─── Given entries ───
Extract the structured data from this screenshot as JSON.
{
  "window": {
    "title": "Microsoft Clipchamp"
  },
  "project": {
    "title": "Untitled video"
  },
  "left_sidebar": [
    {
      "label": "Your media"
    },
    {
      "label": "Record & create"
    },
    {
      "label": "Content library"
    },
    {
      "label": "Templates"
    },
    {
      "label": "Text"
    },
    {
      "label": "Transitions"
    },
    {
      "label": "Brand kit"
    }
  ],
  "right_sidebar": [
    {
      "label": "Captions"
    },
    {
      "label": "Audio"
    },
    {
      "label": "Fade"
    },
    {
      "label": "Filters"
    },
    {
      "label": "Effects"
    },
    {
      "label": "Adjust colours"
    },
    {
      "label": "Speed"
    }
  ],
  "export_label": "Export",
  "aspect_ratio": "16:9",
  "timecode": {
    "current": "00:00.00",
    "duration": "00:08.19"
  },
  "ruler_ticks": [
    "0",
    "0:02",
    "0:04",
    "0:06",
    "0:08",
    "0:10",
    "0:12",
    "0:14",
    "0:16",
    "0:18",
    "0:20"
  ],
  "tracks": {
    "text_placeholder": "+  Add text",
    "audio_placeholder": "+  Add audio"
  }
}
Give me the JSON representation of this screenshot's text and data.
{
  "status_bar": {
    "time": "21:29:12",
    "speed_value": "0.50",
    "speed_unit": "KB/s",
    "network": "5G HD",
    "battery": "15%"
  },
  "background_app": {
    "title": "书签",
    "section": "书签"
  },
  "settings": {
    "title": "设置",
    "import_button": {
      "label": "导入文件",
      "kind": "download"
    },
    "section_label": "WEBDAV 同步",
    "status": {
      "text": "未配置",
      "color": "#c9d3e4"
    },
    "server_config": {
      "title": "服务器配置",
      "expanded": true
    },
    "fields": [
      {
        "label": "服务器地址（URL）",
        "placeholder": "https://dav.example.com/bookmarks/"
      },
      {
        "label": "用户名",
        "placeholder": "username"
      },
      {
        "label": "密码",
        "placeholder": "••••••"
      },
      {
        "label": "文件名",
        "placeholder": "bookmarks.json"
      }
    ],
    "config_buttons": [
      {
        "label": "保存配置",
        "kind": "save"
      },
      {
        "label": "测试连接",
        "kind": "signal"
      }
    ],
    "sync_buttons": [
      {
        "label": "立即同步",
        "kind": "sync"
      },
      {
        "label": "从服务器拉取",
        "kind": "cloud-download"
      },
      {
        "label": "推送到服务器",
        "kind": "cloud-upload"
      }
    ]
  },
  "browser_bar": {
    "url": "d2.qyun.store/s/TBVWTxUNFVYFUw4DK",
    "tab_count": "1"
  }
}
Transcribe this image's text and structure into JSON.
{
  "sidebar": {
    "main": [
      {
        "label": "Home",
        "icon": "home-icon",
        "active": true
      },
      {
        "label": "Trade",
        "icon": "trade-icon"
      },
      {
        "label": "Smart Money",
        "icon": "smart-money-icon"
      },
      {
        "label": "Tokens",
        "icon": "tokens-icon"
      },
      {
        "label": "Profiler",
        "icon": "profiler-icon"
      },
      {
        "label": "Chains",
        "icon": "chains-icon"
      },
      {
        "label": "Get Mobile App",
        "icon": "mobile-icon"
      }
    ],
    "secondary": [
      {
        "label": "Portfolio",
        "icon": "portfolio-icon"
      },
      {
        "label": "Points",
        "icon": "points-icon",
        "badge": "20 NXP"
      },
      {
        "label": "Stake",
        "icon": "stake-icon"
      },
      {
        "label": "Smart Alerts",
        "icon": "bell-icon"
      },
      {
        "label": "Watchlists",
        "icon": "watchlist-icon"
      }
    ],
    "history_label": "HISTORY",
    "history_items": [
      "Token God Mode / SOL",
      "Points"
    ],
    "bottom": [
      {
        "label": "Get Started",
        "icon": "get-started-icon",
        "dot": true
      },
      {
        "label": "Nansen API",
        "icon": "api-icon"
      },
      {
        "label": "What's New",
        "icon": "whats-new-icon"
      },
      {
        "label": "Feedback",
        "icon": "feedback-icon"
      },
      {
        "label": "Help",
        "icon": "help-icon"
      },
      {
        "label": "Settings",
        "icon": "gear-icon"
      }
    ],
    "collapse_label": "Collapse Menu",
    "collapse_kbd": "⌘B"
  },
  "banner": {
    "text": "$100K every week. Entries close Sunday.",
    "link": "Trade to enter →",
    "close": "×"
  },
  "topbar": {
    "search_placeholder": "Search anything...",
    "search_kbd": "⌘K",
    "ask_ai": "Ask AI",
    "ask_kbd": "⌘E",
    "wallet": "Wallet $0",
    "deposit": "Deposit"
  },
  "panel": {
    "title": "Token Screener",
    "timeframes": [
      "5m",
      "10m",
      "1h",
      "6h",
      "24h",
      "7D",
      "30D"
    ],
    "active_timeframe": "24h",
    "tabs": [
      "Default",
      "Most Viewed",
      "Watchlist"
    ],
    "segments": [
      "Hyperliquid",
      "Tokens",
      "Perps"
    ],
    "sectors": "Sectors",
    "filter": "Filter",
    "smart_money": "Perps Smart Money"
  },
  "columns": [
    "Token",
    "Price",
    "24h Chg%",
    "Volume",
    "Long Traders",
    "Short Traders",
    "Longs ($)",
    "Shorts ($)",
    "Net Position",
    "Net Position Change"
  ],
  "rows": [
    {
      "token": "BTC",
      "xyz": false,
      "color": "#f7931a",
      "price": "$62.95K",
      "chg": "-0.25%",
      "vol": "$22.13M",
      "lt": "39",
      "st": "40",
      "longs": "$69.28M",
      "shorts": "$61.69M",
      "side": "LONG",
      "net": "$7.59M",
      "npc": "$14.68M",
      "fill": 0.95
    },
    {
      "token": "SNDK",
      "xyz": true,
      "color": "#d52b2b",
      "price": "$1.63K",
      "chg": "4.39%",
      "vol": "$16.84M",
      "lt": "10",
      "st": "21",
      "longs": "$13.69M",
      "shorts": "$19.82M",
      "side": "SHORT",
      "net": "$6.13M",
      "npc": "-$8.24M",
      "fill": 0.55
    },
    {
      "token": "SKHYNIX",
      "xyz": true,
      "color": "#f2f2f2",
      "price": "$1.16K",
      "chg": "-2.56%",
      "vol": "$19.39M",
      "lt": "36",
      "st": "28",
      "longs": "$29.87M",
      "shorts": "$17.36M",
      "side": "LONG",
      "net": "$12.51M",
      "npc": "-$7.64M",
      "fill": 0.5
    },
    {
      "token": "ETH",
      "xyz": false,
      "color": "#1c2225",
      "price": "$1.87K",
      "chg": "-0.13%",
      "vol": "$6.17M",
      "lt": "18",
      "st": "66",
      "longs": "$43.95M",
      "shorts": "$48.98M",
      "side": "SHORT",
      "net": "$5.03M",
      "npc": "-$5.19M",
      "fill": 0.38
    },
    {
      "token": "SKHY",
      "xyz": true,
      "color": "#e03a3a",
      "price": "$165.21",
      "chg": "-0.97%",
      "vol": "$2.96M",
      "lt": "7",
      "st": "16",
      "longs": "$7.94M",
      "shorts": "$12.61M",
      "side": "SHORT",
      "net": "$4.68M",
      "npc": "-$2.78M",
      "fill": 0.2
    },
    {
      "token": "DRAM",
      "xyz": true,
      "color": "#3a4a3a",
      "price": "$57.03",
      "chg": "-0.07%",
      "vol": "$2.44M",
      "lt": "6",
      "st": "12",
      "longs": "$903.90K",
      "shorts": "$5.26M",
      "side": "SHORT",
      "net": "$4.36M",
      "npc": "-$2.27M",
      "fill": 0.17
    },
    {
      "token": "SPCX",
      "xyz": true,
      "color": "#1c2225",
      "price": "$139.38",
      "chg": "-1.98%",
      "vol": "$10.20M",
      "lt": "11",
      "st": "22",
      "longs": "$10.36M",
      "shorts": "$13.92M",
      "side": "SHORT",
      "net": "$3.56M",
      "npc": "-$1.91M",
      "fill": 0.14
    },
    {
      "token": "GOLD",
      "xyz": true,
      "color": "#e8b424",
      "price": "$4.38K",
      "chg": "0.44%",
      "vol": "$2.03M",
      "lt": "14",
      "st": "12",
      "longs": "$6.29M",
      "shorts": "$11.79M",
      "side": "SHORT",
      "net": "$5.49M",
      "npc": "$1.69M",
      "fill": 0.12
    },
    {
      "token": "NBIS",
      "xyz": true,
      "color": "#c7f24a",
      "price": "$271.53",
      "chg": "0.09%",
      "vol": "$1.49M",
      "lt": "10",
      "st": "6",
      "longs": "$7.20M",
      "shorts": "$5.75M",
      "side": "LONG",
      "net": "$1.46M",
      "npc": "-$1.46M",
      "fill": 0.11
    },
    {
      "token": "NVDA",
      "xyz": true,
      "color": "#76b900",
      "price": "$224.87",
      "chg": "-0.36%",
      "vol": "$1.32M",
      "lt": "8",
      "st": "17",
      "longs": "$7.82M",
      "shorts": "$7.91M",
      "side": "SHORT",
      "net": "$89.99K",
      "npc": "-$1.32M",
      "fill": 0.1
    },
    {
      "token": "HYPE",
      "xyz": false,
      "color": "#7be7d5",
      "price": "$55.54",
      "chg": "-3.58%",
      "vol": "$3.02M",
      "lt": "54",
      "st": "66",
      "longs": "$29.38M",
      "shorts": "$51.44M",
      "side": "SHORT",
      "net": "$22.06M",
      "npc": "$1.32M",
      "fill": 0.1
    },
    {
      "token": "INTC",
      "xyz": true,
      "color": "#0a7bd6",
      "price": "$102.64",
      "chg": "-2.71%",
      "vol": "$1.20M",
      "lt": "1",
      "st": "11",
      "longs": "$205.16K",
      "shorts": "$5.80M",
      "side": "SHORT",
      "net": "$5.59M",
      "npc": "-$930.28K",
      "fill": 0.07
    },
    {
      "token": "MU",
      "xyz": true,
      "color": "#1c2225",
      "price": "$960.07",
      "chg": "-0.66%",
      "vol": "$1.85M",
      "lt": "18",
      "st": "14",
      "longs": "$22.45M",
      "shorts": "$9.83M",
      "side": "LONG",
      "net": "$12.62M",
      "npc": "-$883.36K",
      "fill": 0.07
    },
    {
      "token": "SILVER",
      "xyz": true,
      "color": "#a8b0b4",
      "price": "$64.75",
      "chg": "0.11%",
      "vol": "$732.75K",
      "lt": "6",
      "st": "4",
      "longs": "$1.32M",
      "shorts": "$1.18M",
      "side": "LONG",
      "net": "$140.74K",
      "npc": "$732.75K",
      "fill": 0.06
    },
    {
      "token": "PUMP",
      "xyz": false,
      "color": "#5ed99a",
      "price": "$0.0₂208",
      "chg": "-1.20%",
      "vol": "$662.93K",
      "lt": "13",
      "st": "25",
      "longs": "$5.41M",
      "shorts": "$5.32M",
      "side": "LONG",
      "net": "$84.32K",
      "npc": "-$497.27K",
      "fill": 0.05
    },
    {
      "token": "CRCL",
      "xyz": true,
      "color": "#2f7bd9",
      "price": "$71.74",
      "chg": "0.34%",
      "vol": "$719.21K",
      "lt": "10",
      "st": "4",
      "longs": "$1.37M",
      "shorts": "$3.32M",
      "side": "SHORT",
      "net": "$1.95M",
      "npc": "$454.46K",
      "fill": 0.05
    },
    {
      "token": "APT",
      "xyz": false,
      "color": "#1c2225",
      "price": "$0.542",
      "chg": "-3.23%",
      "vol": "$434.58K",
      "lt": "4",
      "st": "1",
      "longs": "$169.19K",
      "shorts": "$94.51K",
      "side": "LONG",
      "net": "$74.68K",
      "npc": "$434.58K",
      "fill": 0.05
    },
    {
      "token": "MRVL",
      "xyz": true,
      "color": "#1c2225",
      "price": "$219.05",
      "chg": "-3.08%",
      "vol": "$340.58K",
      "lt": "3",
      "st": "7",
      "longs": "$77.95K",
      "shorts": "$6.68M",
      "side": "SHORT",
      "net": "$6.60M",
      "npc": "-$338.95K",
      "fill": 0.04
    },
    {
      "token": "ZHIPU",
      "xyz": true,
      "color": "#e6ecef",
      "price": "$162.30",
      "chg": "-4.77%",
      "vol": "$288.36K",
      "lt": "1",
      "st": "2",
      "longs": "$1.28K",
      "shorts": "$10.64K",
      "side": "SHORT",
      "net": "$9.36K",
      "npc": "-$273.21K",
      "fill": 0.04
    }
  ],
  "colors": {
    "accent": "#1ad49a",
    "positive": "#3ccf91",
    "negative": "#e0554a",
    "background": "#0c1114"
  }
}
───
Instruction
Filter the records above for "Perps" and copy every matching line.

Result for this task
      "Perps"
    "smart_money": "Perps Smart Money"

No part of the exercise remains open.